(Part of a data file)

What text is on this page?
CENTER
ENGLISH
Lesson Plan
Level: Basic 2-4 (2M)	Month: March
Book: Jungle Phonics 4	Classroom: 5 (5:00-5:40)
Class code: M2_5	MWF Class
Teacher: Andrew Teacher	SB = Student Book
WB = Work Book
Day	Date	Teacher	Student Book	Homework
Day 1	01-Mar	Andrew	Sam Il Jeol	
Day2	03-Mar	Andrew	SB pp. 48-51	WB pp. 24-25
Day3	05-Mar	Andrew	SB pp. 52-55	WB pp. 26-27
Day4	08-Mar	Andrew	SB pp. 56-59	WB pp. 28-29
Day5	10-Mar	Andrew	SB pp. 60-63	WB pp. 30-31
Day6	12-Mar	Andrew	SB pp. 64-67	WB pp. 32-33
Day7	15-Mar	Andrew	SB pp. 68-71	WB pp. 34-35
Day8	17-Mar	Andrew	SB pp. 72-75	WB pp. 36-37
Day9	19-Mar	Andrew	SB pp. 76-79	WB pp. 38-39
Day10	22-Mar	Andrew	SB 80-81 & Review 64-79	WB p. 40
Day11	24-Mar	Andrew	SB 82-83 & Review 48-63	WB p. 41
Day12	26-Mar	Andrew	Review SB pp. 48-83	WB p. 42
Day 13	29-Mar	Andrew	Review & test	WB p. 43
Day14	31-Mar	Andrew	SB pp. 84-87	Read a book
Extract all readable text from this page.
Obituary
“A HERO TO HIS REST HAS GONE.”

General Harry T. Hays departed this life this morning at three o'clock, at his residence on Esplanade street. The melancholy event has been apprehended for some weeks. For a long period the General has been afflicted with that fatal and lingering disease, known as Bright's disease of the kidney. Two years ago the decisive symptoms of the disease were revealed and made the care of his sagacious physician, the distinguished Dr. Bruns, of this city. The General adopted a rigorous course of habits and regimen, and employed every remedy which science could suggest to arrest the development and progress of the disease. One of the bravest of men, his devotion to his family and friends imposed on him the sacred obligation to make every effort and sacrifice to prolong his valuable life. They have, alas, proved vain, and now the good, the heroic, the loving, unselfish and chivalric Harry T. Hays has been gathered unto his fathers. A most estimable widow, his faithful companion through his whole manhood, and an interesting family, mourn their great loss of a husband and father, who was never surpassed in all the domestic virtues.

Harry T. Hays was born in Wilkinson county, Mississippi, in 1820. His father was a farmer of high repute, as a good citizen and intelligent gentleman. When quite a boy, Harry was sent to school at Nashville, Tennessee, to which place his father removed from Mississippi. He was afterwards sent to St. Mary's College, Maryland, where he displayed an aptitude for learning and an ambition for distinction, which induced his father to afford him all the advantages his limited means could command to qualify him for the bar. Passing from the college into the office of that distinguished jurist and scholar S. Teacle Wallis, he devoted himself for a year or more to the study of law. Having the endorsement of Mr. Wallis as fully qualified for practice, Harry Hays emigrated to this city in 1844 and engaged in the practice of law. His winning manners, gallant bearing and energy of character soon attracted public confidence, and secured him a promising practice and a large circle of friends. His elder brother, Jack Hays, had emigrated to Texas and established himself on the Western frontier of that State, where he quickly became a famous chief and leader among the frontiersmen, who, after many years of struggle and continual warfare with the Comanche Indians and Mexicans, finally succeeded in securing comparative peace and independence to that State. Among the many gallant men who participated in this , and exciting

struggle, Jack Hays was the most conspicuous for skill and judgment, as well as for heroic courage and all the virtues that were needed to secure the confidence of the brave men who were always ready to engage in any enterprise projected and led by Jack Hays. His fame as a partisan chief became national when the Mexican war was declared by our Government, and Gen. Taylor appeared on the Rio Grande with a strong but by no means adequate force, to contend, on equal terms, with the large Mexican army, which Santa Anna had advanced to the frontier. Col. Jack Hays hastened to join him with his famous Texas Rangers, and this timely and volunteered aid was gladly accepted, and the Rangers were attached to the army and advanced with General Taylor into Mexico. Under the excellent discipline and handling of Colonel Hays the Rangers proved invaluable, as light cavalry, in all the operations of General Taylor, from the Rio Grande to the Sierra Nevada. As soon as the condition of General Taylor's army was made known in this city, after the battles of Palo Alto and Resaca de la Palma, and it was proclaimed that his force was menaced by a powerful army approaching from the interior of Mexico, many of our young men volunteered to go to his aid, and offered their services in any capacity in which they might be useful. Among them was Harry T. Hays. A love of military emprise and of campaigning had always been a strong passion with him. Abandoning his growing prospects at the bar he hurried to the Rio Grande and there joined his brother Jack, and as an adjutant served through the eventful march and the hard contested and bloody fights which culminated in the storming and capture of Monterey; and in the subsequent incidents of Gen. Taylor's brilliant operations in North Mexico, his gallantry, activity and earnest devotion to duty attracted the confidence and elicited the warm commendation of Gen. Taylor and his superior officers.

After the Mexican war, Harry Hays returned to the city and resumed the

## Short exercise:
Go through the records above and retype each one exactly.

## The solution:
What text is on this page?
CENTER
ENGLISH
Lesson Plan
Level: Basic 2-4 (2M)	Month: March
Book: Jungle Phonics 4	Classroom: 5 (5:00-5:40)
Class code: M2_5	MWF Class
Teacher: Andrew Teacher	SB = Student Book
WB = Work Book
Day	Date	Teacher	Student Book	Homework
Day 1	01-Mar	Andrew	Sam Il Jeol	
Day2	03-Mar	Andrew	SB pp. 48-51	WB pp. 24-25
Day3	05-Mar	Andrew	SB pp. 52-55	WB pp. 26-27
Day4	08-Mar	Andrew	SB pp. 56-59	WB pp. 28-29
Day5	10-Mar	Andrew	SB pp. 60-63	WB pp. 30-31
Day6	12-Mar	Andrew	SB pp. 64-67	WB pp. 32-33
Day7	15-Mar	Andrew	SB pp. 68-71	WB pp. 34-35
Day8	17-Mar	Andrew	SB pp. 72-75	WB pp. 36-37
Day9	19-Mar	Andrew	SB pp. 76-79	WB pp. 38-39
Day10	22-Mar	Andrew	SB 80-81 & Review 64-79	WB p. 40
Day11	24-Mar	Andrew	SB 82-83 & Review 48-63	WB p. 41
Day12	26-Mar	Andrew	Review SB pp. 48-83	WB p. 42
Day 13	29-Mar	Andrew	Review & test	WB p. 43
Day14	31-Mar	Andrew	SB pp. 84-87	Read a book
Extract all readable text from this page.
Obituary
“A HERO TO HIS REST HAS GONE.”

General Harry T. Hays departed this life this morning at three o'clock, at his residence on Esplanade street. The melancholy event has been apprehended for some weeks. For a long period the General has been afflicted with that fatal and lingering disease, known as Bright's disease of the kidney. Two years ago the decisive symptoms of the disease were revealed and made the care of his sagacious physician, the distinguished Dr. Bruns, of this city. The General adopted a rigorous course of habits and regimen, and employed every remedy which science could suggest to arrest the development and progress of the disease. One of the bravest of men, his devotion to his family and friends imposed on him the sacred obligation to make every effort and sacrifice to prolong his valuable life. They have, alas, proved vain, and now the good, the heroic, the loving, unselfish and chivalric Harry T. Hays has been gathered unto his fathers. A most estimable widow, his faithful companion through his whole manhood, and an interesting family, mourn their great loss of a husband and father, who was never surpassed in all the domestic virtues.

Harry T. Hays was born in Wilkinson county, Mississippi, in 1820. His father was a farmer of high repute, as a good citizen and intelligent gentleman. When quite a boy, Harry was sent to school at Nashville, Tennessee, to which place his father removed from Mississippi. He was afterwards sent to St. Mary's College, Maryland, where he displayed an aptitude for learning and an ambition for distinction, which induced his father to afford him all the advantages his limited means could command to qualify him for the bar. Passing from the college into the office of that distinguished jurist and scholar S. Teacle Wallis, he devoted himself for a year or more to the study of law. Having the endorsement of Mr. Wallis as fully qualified for practice, Harry Hays emigrated to this city in 1844 and engaged in the practice of law. His winning manners, gallant bearing and energy of character soon attracted public confidence, and secured him a promising practice and a large circle of friends. His elder brother, Jack Hays, had emigrated to Texas and established himself on the Western frontier of that State, where he quickly became a famous chief and leader among the frontiersmen, who, after many years of struggle and continual warfare with the Comanche Indians and Mexicans, finally succeeded in securing comparative peace and independence to that State. Among the many gallant men who participated in this , and exciting

struggle, Jack Hays was the most conspicuous for skill and judgment, as well as for heroic courage and all the virtues that were needed to secure the confidence of the brave men who were always ready to engage in any enterprise projected and led by Jack Hays. His fame as a partisan chief became national when the Mexican war was declared by our Government, and Gen. Taylor appeared on the Rio Grande with a strong but by no means adequate force, to contend, on equal terms, with the large Mexican army, which Santa Anna had advanced to the frontier. Col. Jack Hays hastened to join him with his famous Texas Rangers, and this timely and volunteered aid was gladly accepted, and the Rangers were attached to the army and advanced with General Taylor into Mexico. Under the excellent discipline and handling of Colonel Hays the Rangers proved invaluable, as light cavalry, in all the operations of General Taylor, from the Rio Grande to the Sierra Nevada. As soon as the condition of General Taylor's army was made known in this city, after the battles of Palo Alto and Resaca de la Palma, and it was proclaimed that his force was menaced by a powerful army approaching from the interior of Mexico, many of our young men volunteered to go to his aid, and offered their services in any capacity in which they might be useful. Among them was Harry T. Hays. A love of military emprise and of campaigning had always been a strong passion with him. Abandoning his growing prospects at the bar he hurried to the Rio Grande and there joined his brother Jack, and as an adjutant served through the eventful march and the hard contested and bloody fights which culminated in the storming and capture of Monterey; and in the subsequent incidents of Gen. Taylor's brilliant operations in North Mexico, his gallantry, activity and earnest devotion to duty attracted the confidence and elicited the warm commendation of Gen. Taylor and his superior officers.

After the Mexican war, Harry Hays returned to the city and resumed the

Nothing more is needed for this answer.